━━━ Exercise materials ━━━
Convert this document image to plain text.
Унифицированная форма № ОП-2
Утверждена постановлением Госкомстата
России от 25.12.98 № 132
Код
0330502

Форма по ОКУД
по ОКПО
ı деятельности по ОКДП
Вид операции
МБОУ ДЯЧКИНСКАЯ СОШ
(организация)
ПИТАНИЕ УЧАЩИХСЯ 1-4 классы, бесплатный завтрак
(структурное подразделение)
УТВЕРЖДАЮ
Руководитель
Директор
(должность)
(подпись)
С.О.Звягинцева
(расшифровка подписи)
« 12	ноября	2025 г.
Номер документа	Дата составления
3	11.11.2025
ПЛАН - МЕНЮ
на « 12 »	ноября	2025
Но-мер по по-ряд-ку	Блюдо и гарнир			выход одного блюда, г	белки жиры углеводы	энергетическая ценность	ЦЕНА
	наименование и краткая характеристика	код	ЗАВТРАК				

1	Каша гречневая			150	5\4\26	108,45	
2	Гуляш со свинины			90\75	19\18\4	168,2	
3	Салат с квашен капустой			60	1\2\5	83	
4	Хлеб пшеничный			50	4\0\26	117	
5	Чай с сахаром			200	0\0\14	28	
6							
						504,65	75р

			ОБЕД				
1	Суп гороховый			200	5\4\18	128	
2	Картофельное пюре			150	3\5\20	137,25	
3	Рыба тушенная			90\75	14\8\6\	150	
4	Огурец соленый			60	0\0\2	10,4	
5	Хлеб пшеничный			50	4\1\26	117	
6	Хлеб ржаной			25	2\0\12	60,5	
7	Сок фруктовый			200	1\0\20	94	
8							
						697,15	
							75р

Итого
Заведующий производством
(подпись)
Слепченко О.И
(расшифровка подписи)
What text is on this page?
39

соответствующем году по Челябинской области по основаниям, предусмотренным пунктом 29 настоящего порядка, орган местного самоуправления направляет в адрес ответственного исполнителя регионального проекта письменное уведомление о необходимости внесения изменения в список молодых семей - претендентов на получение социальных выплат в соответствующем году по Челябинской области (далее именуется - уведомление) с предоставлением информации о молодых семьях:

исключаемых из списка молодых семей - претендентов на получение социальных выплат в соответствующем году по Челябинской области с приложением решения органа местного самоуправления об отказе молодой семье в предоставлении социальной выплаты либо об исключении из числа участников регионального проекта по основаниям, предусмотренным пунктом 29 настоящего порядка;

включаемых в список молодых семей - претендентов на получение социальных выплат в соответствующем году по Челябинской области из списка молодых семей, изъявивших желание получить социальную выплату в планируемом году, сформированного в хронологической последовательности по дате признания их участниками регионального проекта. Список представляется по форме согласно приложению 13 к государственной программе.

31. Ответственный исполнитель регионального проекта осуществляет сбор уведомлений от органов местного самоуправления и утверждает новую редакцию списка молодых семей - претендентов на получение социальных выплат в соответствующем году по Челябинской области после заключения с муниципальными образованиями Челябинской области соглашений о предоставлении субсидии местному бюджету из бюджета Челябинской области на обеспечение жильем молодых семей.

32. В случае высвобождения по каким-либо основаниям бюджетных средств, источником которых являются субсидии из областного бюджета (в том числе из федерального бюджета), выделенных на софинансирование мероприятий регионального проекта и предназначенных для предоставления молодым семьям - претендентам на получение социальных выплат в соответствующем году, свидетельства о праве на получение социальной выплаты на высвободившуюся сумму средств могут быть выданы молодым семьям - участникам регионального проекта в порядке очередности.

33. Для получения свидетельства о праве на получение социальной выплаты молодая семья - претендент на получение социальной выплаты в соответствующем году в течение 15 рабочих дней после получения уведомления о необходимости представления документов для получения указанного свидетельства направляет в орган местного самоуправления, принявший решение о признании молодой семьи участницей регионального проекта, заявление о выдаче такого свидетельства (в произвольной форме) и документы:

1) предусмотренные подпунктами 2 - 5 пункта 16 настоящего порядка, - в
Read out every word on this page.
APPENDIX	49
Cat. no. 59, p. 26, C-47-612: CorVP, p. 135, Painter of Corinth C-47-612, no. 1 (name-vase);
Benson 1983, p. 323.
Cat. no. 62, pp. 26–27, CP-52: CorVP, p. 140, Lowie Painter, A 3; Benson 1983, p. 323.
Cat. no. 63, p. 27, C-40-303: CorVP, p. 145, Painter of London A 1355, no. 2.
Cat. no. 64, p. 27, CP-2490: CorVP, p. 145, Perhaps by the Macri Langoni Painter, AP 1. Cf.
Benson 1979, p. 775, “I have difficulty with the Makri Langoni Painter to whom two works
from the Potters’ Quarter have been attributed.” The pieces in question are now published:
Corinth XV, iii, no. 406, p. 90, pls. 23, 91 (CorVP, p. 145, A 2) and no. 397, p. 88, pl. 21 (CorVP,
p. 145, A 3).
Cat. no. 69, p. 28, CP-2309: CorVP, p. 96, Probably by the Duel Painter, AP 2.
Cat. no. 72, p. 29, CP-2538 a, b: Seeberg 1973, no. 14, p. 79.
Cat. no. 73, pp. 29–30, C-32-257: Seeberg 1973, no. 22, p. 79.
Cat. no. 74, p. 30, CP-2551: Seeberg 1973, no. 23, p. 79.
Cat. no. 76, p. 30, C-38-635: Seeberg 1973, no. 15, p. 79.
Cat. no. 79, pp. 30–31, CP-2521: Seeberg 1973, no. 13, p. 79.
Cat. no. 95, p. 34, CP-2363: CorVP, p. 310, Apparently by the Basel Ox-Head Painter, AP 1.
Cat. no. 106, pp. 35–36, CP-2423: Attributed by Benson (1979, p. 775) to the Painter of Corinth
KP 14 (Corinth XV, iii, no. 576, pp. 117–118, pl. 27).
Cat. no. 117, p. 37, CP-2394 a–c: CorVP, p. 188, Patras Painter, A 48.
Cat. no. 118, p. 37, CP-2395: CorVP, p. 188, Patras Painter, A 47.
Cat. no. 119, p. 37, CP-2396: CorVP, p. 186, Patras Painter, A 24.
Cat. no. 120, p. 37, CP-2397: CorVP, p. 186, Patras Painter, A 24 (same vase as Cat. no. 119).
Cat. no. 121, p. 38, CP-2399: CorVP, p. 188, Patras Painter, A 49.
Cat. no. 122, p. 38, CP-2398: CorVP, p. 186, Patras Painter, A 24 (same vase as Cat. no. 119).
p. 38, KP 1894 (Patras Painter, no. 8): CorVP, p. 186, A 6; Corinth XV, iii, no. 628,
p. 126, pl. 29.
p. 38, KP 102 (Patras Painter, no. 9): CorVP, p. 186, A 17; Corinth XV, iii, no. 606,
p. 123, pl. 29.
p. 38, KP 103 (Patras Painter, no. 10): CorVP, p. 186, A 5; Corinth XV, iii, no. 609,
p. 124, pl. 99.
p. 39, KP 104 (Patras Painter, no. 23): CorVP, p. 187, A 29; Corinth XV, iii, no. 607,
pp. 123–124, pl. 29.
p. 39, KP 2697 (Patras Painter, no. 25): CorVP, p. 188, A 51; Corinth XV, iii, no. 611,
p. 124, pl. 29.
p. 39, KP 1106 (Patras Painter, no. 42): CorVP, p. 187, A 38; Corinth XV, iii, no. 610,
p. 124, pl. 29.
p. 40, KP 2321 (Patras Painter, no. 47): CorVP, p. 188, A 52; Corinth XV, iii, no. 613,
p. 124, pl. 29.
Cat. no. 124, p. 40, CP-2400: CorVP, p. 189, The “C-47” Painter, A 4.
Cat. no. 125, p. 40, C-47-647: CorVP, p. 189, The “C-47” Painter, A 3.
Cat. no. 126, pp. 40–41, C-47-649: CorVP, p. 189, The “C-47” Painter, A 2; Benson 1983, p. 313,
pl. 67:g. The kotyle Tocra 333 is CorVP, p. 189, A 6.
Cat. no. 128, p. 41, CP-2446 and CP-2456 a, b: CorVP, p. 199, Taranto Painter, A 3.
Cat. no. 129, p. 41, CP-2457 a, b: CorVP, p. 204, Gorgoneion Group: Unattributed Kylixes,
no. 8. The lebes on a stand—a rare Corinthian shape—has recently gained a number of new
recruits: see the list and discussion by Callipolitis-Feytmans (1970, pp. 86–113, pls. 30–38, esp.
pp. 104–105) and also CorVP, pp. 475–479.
━━━
Written task
Copy each line of the listing that includes "text".

Reply
Convert this document image to plain text.
What text is on this page?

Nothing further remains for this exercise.